Select all lines holding the word "درخواست" from the entries that follow.

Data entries
════

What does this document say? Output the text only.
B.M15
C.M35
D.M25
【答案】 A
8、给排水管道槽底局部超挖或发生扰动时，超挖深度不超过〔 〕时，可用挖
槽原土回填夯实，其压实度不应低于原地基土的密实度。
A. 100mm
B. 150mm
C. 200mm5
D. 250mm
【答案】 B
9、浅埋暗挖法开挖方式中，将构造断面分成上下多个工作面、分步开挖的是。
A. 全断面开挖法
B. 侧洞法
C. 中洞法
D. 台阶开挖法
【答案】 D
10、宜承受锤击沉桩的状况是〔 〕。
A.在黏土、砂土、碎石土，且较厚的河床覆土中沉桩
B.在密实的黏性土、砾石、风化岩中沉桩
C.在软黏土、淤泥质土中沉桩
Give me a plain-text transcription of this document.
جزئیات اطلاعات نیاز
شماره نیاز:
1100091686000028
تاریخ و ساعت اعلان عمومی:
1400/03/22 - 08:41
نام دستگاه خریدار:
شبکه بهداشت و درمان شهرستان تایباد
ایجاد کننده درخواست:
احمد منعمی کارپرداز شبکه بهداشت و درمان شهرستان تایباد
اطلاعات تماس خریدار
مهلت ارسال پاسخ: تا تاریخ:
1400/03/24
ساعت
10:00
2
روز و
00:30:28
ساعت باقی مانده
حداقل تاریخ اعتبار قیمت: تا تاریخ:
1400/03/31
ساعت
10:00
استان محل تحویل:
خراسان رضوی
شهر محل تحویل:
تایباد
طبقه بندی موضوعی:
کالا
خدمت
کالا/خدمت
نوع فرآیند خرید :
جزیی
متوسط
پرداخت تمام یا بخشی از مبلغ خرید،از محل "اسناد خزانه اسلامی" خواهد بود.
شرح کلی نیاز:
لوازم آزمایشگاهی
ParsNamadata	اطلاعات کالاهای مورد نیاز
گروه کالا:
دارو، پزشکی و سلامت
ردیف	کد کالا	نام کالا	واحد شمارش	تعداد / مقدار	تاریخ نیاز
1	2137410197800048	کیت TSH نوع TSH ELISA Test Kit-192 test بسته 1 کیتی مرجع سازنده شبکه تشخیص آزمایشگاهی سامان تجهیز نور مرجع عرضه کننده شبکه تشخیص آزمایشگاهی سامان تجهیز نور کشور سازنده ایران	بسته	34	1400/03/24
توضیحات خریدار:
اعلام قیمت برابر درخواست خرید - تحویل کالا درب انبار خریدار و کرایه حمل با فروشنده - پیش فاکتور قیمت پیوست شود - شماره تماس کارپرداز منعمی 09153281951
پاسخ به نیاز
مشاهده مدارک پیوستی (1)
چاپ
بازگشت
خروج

════

The answer
ایجاد کننده درخواست:
اعلام قیمت برابر درخواست خرید - تحویل کالا درب انبار خریدار و کرایه حمل با فروشنده - پیش فاکتور قیمت پیوست شود - شماره تماس کارپرداز منعمی 09153281951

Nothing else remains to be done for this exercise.